EXERCISE REQUIREMENTS: Pick out each line in these entries that contains the string "them".

INFORMATION SUPPLIED:
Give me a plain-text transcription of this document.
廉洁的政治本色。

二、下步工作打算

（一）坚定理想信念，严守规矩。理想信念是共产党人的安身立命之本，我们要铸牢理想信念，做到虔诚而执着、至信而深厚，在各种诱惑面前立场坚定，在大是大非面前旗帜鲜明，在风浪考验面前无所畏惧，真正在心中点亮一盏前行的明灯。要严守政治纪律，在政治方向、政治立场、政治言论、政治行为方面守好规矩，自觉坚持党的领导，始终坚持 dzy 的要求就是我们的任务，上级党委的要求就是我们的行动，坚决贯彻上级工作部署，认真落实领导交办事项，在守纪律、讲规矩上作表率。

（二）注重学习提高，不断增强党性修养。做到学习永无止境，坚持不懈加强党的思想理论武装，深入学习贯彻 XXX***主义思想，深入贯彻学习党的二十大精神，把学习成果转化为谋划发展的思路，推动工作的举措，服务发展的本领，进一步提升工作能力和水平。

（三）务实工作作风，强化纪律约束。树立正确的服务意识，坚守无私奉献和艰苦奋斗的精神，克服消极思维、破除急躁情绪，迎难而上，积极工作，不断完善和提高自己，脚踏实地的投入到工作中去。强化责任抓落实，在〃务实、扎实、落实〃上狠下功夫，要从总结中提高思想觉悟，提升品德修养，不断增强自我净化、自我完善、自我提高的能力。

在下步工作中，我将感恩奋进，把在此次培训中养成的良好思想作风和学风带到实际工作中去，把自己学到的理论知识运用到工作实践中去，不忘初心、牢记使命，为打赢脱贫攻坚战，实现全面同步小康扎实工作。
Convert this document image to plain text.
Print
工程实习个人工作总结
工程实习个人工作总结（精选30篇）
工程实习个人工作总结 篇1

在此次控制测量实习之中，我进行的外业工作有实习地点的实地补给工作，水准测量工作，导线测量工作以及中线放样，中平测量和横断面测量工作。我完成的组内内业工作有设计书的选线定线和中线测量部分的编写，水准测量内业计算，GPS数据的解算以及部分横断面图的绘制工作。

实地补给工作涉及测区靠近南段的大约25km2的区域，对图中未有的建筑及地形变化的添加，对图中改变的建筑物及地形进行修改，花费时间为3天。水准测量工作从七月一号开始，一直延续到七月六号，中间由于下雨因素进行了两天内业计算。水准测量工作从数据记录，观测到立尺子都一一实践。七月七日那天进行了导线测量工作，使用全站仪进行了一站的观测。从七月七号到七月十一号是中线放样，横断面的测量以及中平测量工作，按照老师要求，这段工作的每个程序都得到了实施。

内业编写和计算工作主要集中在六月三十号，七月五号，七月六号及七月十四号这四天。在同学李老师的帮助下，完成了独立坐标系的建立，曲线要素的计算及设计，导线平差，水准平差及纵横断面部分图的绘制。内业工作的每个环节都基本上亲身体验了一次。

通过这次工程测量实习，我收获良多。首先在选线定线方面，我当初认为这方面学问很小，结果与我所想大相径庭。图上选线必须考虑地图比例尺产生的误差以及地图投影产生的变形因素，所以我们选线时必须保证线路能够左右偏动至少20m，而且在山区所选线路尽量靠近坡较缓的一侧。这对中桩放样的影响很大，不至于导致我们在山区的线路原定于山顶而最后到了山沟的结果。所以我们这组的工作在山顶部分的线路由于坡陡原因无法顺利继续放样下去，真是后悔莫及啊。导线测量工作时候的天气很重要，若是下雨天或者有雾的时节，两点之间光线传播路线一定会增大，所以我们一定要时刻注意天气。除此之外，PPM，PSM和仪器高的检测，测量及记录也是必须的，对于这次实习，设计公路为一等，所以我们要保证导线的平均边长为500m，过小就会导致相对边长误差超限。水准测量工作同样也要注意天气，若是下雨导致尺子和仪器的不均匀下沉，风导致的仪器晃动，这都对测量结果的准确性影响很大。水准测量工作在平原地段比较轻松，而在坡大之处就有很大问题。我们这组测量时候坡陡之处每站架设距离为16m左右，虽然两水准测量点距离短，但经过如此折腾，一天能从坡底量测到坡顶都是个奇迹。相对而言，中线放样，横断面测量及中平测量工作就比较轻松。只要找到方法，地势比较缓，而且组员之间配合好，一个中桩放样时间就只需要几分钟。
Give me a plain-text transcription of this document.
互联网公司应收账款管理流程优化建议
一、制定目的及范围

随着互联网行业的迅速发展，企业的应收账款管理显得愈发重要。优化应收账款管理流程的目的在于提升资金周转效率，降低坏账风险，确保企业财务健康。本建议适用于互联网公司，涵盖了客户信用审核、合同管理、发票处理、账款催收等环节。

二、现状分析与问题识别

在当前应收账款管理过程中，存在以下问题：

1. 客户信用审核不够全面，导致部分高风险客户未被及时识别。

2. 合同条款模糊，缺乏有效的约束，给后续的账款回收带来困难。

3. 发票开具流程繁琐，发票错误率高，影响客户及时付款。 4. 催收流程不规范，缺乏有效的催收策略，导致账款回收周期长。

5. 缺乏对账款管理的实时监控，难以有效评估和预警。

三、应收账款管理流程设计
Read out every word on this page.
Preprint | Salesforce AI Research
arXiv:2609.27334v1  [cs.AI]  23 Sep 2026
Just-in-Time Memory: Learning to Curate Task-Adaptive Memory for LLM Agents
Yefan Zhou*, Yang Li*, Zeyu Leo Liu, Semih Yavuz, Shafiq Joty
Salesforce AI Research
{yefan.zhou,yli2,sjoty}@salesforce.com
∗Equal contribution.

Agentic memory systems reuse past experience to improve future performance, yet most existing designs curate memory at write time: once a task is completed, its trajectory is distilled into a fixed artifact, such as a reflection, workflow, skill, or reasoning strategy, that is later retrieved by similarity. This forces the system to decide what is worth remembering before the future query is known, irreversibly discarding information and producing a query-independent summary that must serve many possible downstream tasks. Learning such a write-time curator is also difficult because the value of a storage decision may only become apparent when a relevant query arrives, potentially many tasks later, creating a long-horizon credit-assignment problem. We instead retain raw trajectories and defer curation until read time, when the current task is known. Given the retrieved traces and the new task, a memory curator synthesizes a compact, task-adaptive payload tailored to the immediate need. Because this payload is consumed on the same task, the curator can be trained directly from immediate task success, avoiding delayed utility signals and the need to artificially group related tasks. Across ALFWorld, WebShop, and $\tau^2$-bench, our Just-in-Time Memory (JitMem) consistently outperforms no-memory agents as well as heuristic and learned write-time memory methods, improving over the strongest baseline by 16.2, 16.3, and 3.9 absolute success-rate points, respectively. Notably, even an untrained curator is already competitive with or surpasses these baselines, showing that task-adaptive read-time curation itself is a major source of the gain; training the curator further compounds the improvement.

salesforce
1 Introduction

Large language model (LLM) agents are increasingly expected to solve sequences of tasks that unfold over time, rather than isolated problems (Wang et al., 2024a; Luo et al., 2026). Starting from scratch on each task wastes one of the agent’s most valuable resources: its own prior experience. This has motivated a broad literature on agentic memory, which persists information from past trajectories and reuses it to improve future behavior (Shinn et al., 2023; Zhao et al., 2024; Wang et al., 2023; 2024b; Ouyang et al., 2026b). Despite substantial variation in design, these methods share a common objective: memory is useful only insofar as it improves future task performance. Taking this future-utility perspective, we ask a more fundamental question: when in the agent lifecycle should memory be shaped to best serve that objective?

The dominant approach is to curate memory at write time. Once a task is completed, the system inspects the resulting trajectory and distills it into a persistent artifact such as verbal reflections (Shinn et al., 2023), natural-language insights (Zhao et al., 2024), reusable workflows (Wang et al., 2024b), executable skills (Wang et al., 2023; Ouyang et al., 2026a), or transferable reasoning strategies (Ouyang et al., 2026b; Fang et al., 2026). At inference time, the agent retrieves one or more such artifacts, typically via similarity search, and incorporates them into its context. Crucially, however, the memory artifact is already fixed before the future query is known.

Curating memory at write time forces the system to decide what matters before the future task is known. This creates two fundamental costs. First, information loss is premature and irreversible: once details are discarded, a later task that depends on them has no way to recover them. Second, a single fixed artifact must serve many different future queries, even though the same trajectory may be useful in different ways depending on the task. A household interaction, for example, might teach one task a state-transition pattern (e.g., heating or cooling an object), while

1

RESULT OF THE TASK:
The dominant approach is to curate memory at write time. Once a task is completed, the system inspects the resulting trajectory and distills it into a persistent artifact such as verbal reflections (Shinn et al., 2023), natural-language insights (Zhao et al., 2024), reusable workflows (Wang et al., 2024b), executable skills (Wang et al., 2023; Ouyang et al., 2026a), or transferable reasoning strategies (Ouyang et al., 2026b; Fang et al., 2026). At inference time, the agent retrieves one or more such artifacts, typically via similarity search, and incorporates them into its context. Crucially, however, the memory artifact is already fixed before the future query is known.
Curating memory at write time forces the system to decide what matters before the future task is known. This creates two fundamental costs. First, information loss is premature and irreversible: once details are discarded, a later task that depends on them has no way to recover them. Second, a single fixed artifact must serve many different future queries, even though the same trajectory may be useful in different ways depending on the task. A household interaction, for example, might teach one task a state-transition pattern (e.g., heating or cooling an object), while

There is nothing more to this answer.